What you will do | All entries below are to be set down again, identical to the source.
— start Source material —
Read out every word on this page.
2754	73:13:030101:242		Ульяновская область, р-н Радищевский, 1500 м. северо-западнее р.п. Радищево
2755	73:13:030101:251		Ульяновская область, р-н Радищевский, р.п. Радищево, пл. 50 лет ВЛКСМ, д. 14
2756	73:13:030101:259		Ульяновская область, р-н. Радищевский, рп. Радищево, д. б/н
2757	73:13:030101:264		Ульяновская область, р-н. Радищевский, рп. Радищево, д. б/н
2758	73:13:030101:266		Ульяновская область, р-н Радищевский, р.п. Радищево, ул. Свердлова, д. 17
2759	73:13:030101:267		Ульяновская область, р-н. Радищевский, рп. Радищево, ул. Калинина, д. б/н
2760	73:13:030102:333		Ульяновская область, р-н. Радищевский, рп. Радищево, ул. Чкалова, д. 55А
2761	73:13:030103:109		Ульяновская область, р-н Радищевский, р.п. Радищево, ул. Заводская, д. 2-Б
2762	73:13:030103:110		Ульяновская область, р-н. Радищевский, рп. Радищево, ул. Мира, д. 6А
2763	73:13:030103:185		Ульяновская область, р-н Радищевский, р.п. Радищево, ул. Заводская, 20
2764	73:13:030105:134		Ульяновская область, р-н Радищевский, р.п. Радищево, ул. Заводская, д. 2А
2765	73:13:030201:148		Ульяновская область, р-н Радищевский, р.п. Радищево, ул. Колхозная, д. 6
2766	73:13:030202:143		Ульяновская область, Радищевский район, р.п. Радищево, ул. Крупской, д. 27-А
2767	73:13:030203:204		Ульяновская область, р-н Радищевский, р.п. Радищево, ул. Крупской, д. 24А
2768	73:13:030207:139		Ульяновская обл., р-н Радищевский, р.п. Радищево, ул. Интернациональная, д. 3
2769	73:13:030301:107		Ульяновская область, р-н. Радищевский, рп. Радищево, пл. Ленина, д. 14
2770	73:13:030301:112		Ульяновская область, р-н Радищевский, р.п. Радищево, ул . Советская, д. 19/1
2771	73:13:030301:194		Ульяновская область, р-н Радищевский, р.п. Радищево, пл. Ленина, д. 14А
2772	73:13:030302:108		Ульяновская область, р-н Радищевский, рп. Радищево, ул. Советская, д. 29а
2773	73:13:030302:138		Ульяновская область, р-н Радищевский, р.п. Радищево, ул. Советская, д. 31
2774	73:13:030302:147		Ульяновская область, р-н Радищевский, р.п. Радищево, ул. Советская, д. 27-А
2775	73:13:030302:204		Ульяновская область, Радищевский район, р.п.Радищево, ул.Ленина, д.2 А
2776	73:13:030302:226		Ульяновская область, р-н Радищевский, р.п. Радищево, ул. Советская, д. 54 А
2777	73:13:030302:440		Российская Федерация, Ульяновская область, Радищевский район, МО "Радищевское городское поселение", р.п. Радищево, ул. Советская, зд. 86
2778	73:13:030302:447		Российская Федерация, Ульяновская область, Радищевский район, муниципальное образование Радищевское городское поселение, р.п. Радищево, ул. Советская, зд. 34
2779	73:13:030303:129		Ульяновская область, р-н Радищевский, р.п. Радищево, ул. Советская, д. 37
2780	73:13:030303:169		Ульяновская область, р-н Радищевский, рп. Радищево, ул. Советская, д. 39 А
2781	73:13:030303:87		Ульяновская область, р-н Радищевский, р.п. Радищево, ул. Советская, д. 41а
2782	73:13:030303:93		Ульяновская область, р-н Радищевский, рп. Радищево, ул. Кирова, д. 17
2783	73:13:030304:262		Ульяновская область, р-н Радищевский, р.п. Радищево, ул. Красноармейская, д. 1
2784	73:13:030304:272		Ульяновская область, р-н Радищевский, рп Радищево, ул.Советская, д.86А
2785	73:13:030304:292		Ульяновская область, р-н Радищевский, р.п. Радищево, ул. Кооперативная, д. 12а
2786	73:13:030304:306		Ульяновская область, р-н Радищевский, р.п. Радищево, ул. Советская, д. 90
— end Source material —
Exercise response |
Read out every word on this page.
2754	73:13:030101:242		Ульяновская область, р-н Радищевский, 1500 м. северо-западнее р.п. Радищево
2755	73:13:030101:251		Ульяновская область, р-н Радищевский, р.п. Радищево, пл. 50 лет ВЛКСМ, д. 14
2756	73:13:030101:259		Ульяновская область, р-н. Радищевский, рп. Радищево, д. б/н
2757	73:13:030101:264		Ульяновская область, р-н. Радищевский, рп. Радищево, д. б/н
2758	73:13:030101:266		Ульяновская область, р-н Радищевский, р.п. Радищево, ул. Свердлова, д. 17
2759	73:13:030101:267		Ульяновская область, р-н. Радищевский, рп. Радищево, ул. Калинина, д. б/н
2760	73:13:030102:333		Ульяновская область, р-н. Радищевский, рп. Радищево, ул. Чкалова, д. 55А
2761	73:13:030103:109		Ульяновская область, р-н Радищевский, р.п. Радищево, ул. Заводская, д. 2-Б
2762	73:13:030103:110		Ульяновская область, р-н. Радищевский, рп. Радищево, ул. Мира, д. 6А
2763	73:13:030103:185		Ульяновская область, р-н Радищевский, р.п. Радищево, ул. Заводская, 20
2764	73:13:030105:134		Ульяновская область, р-н Радищевский, р.п. Радищево, ул. Заводская, д. 2А
2765	73:13:030201:148		Ульяновская область, р-н Радищевский, р.п. Радищево, ул. Колхозная, д. 6
2766	73:13:030202:143		Ульяновская область, Радищевский район, р.п. Радищево, ул. Крупской, д. 27-А
2767	73:13:030203:204		Ульяновская область, р-н Радищевский, р.п. Радищево, ул. Крупской, д. 24А
2768	73:13:030207:139		Ульяновская обл., р-н Радищевский, р.п. Радищево, ул. Интернациональная, д. 3
2769	73:13:030301:107		Ульяновская область, р-н. Радищевский, рп. Радищево, пл. Ленина, д. 14
2770	73:13:030301:112		Ульяновская область, р-н Радищевский, р.п. Радищево, ул . Советская, д. 19/1
2771	73:13:030301:194		Ульяновская область, р-н Радищевский, р.п. Радищево, пл. Ленина, д. 14А
2772	73:13:030302:108		Ульяновская область, р-н Радищевский, рп. Радищево, ул. Советская, д. 29а
2773	73:13:030302:138		Ульяновская область, р-н Радищевский, р.п. Радищево, ул. Советская, д. 31
2774	73:13:030302:147		Ульяновская область, р-н Радищевский, р.п. Радищево, ул. Советская, д. 27-А
2775	73:13:030302:204		Ульяновская область, Радищевский район, р.п.Радищево, ул.Ленина, д.2 А
2776	73:13:030302:226		Ульяновская область, р-н Радищевский, р.п. Радищево, ул. Советская, д. 54 А
2777	73:13:030302:440		Российская Федерация, Ульяновская область, Радищевский район, МО "Радищевское городское поселение", р.п. Радищево, ул. Советская, зд. 86
2778	73:13:030302:447		Российская Федерация, Ульяновская область, Радищевский район, муниципальное образование Радищевское городское поселение, р.п. Радищево, ул. Советская, зд. 34
2779	73:13:030303:129		Ульяновская область, р-н Радищевский, р.п. Радищево, ул. Советская, д. 37
2780	73:13:030303:169		Ульяновская область, р-н Радищевский, рп. Радищево, ул. Советская, д. 39 А
2781	73:13:030303:87		Ульяновская область, р-н Радищевский, р.п. Радищево, ул. Советская, д. 41а
2782	73:13:030303:93		Ульяновская область, р-н Радищевский, рп. Радищево, ул. Кирова, д. 17
2783	73:13:030304:262		Ульяновская область, р-н Радищевский, р.п. Радищево, ул. Красноармейская, д. 1
2784	73:13:030304:272		Ульяновская область, р-н Радищевский, рп Радищево, ул.Советская, д.86А
2785	73:13:030304:292		Ульяновская область, р-н Радищевский, р.п. Радищево, ул. Кооперативная, д. 12а
2786	73:13:030304:306		Ульяновская область, р-н Радищевский, р.п. Радищево, ул. Советская, д. 90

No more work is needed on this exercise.